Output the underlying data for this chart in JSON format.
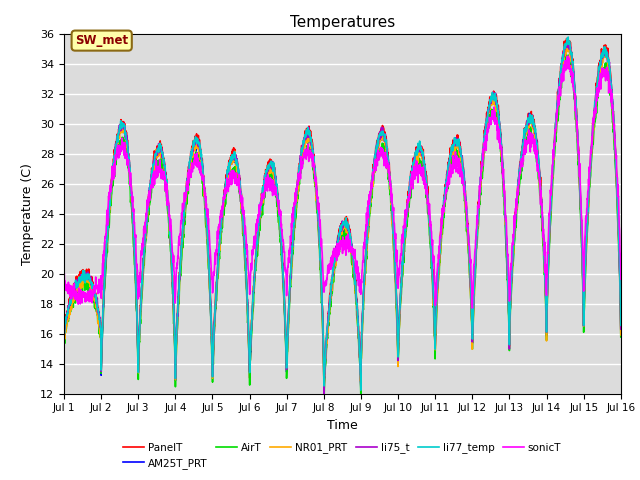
{
  "title": "Temperatures",
  "xlabel": "Time",
  "ylabel": "Temperature (C)",
  "ylim": [
    12,
    36
  ],
  "xlim": [
    0,
    15
  ],
  "xtick_labels": [
    "Jul 1",
    "Jul 2",
    "Jul 3",
    "Jul 4",
    "Jul 5",
    "Jul 6",
    "Jul 7",
    "Jul 8",
    "Jul 9",
    "Jul 10",
    "Jul 11",
    "Jul 12",
    "Jul 13",
    "Jul 14",
    "Jul 15",
    "Jul 16"
  ],
  "ytick_values": [
    12,
    14,
    16,
    18,
    20,
    22,
    24,
    26,
    28,
    30,
    32,
    34,
    36
  ],
  "annotation_text": "SW_met",
  "series": {
    "PanelT": {
      "color": "#ff0000",
      "lw": 1.2
    },
    "AM25T_PRT": {
      "color": "#0000ff",
      "lw": 1.2
    },
    "AirT": {
      "color": "#00dd00",
      "lw": 1.2
    },
    "NR01_PRT": {
      "color": "#ffaa00",
      "lw": 1.2
    },
    "li75_t": {
      "color": "#aa00cc",
      "lw": 1.2
    },
    "li77_temp": {
      "color": "#00cccc",
      "lw": 1.2
    },
    "sonicT": {
      "color": "#ff00ff",
      "lw": 1.2
    }
  },
  "bg_color": "#dcdcdc",
  "fig_bg": "#ffffff",
  "grid_color": "#ffffff",
  "title_fontsize": 11,
  "daily_max": [
    20.0,
    30.0,
    28.5,
    29.0,
    28.0,
    27.5,
    29.5,
    23.5,
    29.5,
    28.5,
    29.0,
    32.0,
    30.5,
    35.5,
    35.0
  ],
  "daily_min_base": [
    16.0,
    13.5,
    13.5,
    13.0,
    13.0,
    13.0,
    13.5,
    12.0,
    14.0,
    14.5,
    15.5,
    15.0,
    16.0,
    16.5,
    16.5
  ],
  "daily_min_orange": [
    15.5,
    14.0,
    13.5,
    13.0,
    13.0,
    13.5,
    13.5,
    12.0,
    13.5,
    14.5,
    15.0,
    15.0,
    16.0,
    16.5,
    16.5
  ],
  "sonic_night": [
    19.5,
    18.0,
    18.0,
    18.5,
    18.5,
    18.5,
    18.5,
    18.5,
    18.5,
    18.5,
    17.5,
    17.5,
    18.0,
    19.0,
    19.5
  ]
}
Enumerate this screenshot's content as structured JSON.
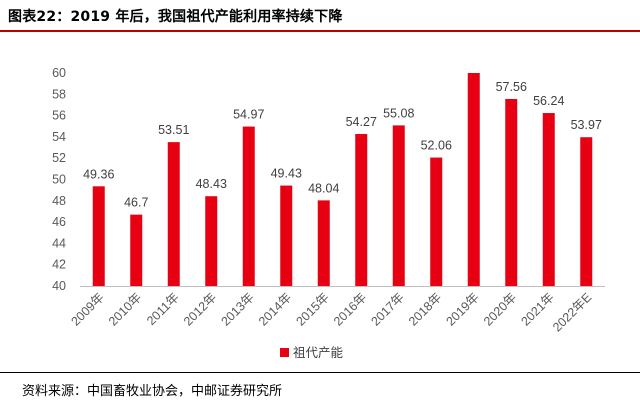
{
  "figure": {
    "title": "图表22：2019 年后，我国祖代产能利用率持续下降",
    "source": "资料来源：中国畜牧业协会，中邮证券研究所"
  },
  "chart_data": {
    "type": "bar",
    "categories": [
      "2009年",
      "2010年",
      "2011年",
      "2012年",
      "2013年",
      "2014年",
      "2015年",
      "2016年",
      "2017年",
      "2018年",
      "2019年",
      "2020年",
      "2021年",
      "2022年E"
    ],
    "series": [
      {
        "name": "祖代产能",
        "values": [
          49.36,
          46.7,
          53.51,
          48.43,
          54.97,
          49.43,
          48.04,
          54.27,
          55.08,
          52.06,
          60,
          57.56,
          56.24,
          53.97
        ]
      }
    ],
    "data_labels": [
      "49.36",
      "46.7",
      "53.51",
      "48.43",
      "54.97",
      "49.43",
      "48.04",
      "54.27",
      "55.08",
      "52.06",
      "",
      "57.56",
      "56.24",
      "53.97"
    ],
    "ylim": [
      40,
      60
    ],
    "yticks": [
      40,
      42,
      44,
      46,
      48,
      50,
      52,
      54,
      56,
      58,
      60
    ],
    "grid": false,
    "legend_position": "bottom",
    "bar_color": "#e60012"
  }
}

**REQUIREMENTS**.
Omit the images and transcribe all of the records above word for word.

**EXERCISE RESPONSE**.
Output the underlying data for this chart in JSON format.
{
  "title": "Temperatures",
  "xlabel": "Time",
  "ylabel": "Temperature (C)",
  "ylim": [
    12,
    36
  ],
  "xlim": [
    0,
    15
  ],
  "xtick_labels": [
    "Jul 1",
    "Jul 2",
    "Jul 3",
    "Jul 4",
    "Jul 5",
    "Jul 6",
    "Jul 7",
    "Jul 8",
    "Jul 9",
    "Jul 10",
    "Jul 11",
    "Jul 12",
    "Jul 13",
    "Jul 14",
    "Jul 15",
    "Jul 16"
  ],
  "ytick_values": [
    12,
    14,
    16,
    18,
    20,
    22,
    24,
    26,
    28,
    30,
    32,
    34,
    36
  ],
  "annotation_text": "SW_met",
  "series": {
    "PanelT": {
      "color": "#ff0000",
      "lw": 1.2
    },
    "AM25T_PRT": {
      "color": "#0000ff",
      "lw": 1.2
    },
    "AirT": {
      "color": "#00dd00",
      "lw": 1.2
    },
    "NR01_PRT": {
      "color": "#ffaa00",
      "lw": 1.2
    },
    "li75_t": {
      "color": "#aa00cc",
      "lw": 1.2
    },
    "li77_temp": {
      "color": "#00cccc",
      "lw": 1.2
    },
    "sonicT": {
      "color": "#ff00ff",
      "lw": 1.2
    }
  },
  "bg_color": "#dcdcdc",
  "fig_bg": "#ffffff",
  "grid_color": "#ffffff",
  "title_fontsize": 11,
  "daily_max": [
    20.0,
    30.0,
    28.5,
    29.0,
    28.0,
    27.5,
    29.5,
    23.5,
    29.5,
    28.5,
    29.0,
    32.0,
    30.5,
    35.5,
    35.0
  ],
  "daily_min_base": [
    16.0,
    13.5,
    13.5,
    13.0,
    13.0,
    13.0,
    13.5,
    12.0,
    14.0,
    14.5,
    15.5,
    15.0,
    16.0,
    16.5,
    16.5
  ],
  "daily_min_orange": [
    15.5,
    14.0,
    13.5,
    13.0,
    13.0,
    13.5,
    13.5,
    12.0,
    13.5,
    14.5,
    15.0,
    15.0,
    16.0,
    16.5,
    16.5
  ],
  "sonic_night": [
    19.5,
    18.0,
    18.0,
    18.5,
    18.5,
    18.5,
    18.5,
    18.5,
    18.5,
    18.5,
    17.5,
    17.5,
    18.0,
    19.0,
    19.5
  ]
}
Enumerate this screenshot's content as structured JSON.
{
  "figure": {
    "title": "图表22：2019 年后，我国祖代产能利用率持续下降",
    "source": "资料来源：中国畜牧业协会，中邮证券研究所"
  },
  "chart_data": {
    "type": "bar",
    "categories": [
      "2009年",
      "2010年",
      "2011年",
      "2012年",
      "2013年",
      "2014年",
      "2015年",
      "2016年",
      "2017年",
      "2018年",
      "2019年",
      "2020年",
      "2021年",
      "2022年E"
    ],
    "series": [
      {
        "name": "祖代产能",
        "values": [
          49.36,
          46.7,
          53.51,
          48.43,
          54.97,
          49.43,
          48.04,
          54.27,
          55.08,
          52.06,
          60,
          57.56,
          56.24,
          53.97
        ]
      }
    ],
    "data_labels": [
      "49.36",
      "46.7",
      "53.51",
      "48.43",
      "54.97",
      "49.43",
      "48.04",
      "54.27",
      "55.08",
      "52.06",
      "",
      "57.56",
      "56.24",
      "53.97"
    ],
    "ylim": [
      40,
      60
    ],
    "yticks": [
      40,
      42,
      44,
      46,
      48,
      50,
      52,
      54,
      56,
      58,
      60
    ],
    "grid": false,
    "legend_position": "bottom",
    "bar_color": "#e60012"
  }
}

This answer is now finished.